* _Data records_:
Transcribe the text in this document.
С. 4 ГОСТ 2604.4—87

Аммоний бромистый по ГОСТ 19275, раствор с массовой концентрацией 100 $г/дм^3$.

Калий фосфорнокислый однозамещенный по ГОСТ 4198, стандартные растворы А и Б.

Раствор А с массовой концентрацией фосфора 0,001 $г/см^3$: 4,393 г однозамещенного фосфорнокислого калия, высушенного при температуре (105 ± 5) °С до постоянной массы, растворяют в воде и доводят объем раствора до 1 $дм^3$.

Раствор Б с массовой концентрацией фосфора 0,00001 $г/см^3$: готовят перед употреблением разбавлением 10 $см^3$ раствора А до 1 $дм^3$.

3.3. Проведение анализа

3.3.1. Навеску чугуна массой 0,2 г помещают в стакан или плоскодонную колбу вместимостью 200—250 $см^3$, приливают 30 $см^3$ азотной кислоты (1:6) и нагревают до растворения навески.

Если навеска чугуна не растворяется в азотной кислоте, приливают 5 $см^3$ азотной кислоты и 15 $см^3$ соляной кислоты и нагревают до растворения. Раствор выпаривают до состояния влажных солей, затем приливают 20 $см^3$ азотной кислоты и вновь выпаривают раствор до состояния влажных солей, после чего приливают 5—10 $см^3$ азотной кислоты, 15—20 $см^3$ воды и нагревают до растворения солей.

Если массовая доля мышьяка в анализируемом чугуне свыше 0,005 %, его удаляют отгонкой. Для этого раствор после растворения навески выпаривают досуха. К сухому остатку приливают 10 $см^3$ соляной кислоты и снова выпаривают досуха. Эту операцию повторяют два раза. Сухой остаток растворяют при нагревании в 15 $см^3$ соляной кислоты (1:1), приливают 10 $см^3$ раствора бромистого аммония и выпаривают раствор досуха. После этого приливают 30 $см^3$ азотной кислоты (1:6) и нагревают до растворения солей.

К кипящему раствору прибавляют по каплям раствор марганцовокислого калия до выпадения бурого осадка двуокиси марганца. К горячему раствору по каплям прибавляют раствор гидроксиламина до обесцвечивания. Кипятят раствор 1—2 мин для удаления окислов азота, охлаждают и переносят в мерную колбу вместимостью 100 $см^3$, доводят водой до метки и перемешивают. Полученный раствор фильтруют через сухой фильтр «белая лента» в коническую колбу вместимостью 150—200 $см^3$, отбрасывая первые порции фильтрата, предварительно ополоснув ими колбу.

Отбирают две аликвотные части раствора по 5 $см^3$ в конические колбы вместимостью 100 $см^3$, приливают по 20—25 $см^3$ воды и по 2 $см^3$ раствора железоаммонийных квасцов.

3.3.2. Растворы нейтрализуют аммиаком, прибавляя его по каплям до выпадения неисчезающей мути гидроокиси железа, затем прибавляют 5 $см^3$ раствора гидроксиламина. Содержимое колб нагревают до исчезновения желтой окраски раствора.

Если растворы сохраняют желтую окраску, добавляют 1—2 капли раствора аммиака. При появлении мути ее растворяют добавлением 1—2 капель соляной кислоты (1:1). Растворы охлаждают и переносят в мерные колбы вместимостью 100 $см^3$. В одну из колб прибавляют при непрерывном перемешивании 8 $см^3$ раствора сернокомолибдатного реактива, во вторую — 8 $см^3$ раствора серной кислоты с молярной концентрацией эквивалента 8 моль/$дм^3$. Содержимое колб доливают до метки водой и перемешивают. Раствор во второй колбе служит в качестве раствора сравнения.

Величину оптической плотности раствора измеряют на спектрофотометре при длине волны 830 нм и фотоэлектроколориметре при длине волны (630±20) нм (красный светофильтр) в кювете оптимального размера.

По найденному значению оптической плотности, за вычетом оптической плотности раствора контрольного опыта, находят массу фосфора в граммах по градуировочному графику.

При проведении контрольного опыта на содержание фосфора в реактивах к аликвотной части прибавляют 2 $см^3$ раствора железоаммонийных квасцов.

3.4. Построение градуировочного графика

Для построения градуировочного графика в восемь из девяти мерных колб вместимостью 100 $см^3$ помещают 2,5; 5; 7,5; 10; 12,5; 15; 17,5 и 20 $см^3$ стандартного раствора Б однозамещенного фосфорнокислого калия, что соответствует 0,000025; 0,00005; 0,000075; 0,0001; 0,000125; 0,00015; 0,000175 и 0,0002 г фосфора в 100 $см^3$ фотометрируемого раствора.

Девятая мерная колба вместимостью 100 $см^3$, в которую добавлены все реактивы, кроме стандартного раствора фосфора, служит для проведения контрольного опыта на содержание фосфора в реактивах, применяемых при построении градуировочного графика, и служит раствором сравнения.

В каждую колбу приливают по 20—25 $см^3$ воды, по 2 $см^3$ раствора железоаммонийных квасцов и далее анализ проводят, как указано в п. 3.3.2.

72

* _Exercise_: Restate the whole listing exactly, leaving out nothing.

* _The completed task_:
Transcribe the text in this document.
С. 4 ГОСТ 2604.4—87

Аммоний бромистый по ГОСТ 19275, раствор с массовой концентрацией 100 $г/дм^3$.

Калий фосфорнокислый однозамещенный по ГОСТ 4198, стандартные растворы А и Б.

Раствор А с массовой концентрацией фосфора 0,001 $г/см^3$: 4,393 г однозамещенного фосфорнокислого калия, высушенного при температуре (105 ± 5) °С до постоянной массы, растворяют в воде и доводят объем раствора до 1 $дм^3$.

Раствор Б с массовой концентрацией фосфора 0,00001 $г/см^3$: готовят перед употреблением разбавлением 10 $см^3$ раствора А до 1 $дм^3$.

3.3. Проведение анализа

3.3.1. Навеску чугуна массой 0,2 г помещают в стакан или плоскодонную колбу вместимостью 200—250 $см^3$, приливают 30 $см^3$ азотной кислоты (1:6) и нагревают до растворения навески.

Если навеска чугуна не растворяется в азотной кислоте, приливают 5 $см^3$ азотной кислоты и 15 $см^3$ соляной кислоты и нагревают до растворения. Раствор выпаривают до состояния влажных солей, затем приливают 20 $см^3$ азотной кислоты и вновь выпаривают раствор до состояния влажных солей, после чего приливают 5—10 $см^3$ азотной кислоты, 15—20 $см^3$ воды и нагревают до растворения солей.

Если массовая доля мышьяка в анализируемом чугуне свыше 0,005 %, его удаляют отгонкой. Для этого раствор после растворения навески выпаривают досуха. К сухому остатку приливают 10 $см^3$ соляной кислоты и снова выпаривают досуха. Эту операцию повторяют два раза. Сухой остаток растворяют при нагревании в 15 $см^3$ соляной кислоты (1:1), приливают 10 $см^3$ раствора бромистого аммония и выпаривают раствор досуха. После этого приливают 30 $см^3$ азотной кислоты (1:6) и нагревают до растворения солей.

К кипящему раствору прибавляют по каплям раствор марганцовокислого калия до выпадения бурого осадка двуокиси марганца. К горячему раствору по каплям прибавляют раствор гидроксиламина до обесцвечивания. Кипятят раствор 1—2 мин для удаления окислов азота, охлаждают и переносят в мерную колбу вместимостью 100 $см^3$, доводят водой до метки и перемешивают. Полученный раствор фильтруют через сухой фильтр «белая лента» в коническую колбу вместимостью 150—200 $см^3$, отбрасывая первые порции фильтрата, предварительно ополоснув ими колбу.

Отбирают две аликвотные части раствора по 5 $см^3$ в конические колбы вместимостью 100 $см^3$, приливают по 20—25 $см^3$ воды и по 2 $см^3$ раствора железоаммонийных квасцов.

3.3.2. Растворы нейтрализуют аммиаком, прибавляя его по каплям до выпадения неисчезающей мути гидроокиси железа, затем прибавляют 5 $см^3$ раствора гидроксиламина. Содержимое колб нагревают до исчезновения желтой окраски раствора.

Если растворы сохраняют желтую окраску, добавляют 1—2 капли раствора аммиака. При появлении мути ее растворяют добавлением 1—2 капель соляной кислоты (1:1). Растворы охлаждают и переносят в мерные колбы вместимостью 100 $см^3$. В одну из колб прибавляют при непрерывном перемешивании 8 $см^3$ раствора сернокомолибдатного реактива, во вторую — 8 $см^3$ раствора серной кислоты с молярной концентрацией эквивалента 8 моль/$дм^3$. Содержимое колб доливают до метки водой и перемешивают. Раствор во второй колбе служит в качестве раствора сравнения.

Величину оптической плотности раствора измеряют на спектрофотометре при длине волны 830 нм и фотоэлектроколориметре при длине волны (630±20) нм (красный светофильтр) в кювете оптимального размера.

По найденному значению оптической плотности, за вычетом оптической плотности раствора контрольного опыта, находят массу фосфора в граммах по градуировочному графику.

При проведении контрольного опыта на содержание фосфора в реактивах к аликвотной части прибавляют 2 $см^3$ раствора железоаммонийных квасцов.

3.4. Построение градуировочного графика

Для построения градуировочного графика в восемь из девяти мерных колб вместимостью 100 $см^3$ помещают 2,5; 5; 7,5; 10; 12,5; 15; 17,5 и 20 $см^3$ стандартного раствора Б однозамещенного фосфорнокислого калия, что соответствует 0,000025; 0,00005; 0,000075; 0,0001; 0,000125; 0,00015; 0,000175 и 0,0002 г фосфора в 100 $см^3$ фотометрируемого раствора.

Девятая мерная колба вместимостью 100 $см^3$, в которую добавлены все реактивы, кроме стандартного раствора фосфора, служит для проведения контрольного опыта на содержание фосфора в реактивах, применяемых при построении градуировочного графика, и служит раствором сравнения.

В каждую колбу приливают по 20—25 $см^3$ воды, по 2 $см^3$ раствора железоаммонийных квасцов и далее анализ проводят, как указано в п. 3.3.2.

72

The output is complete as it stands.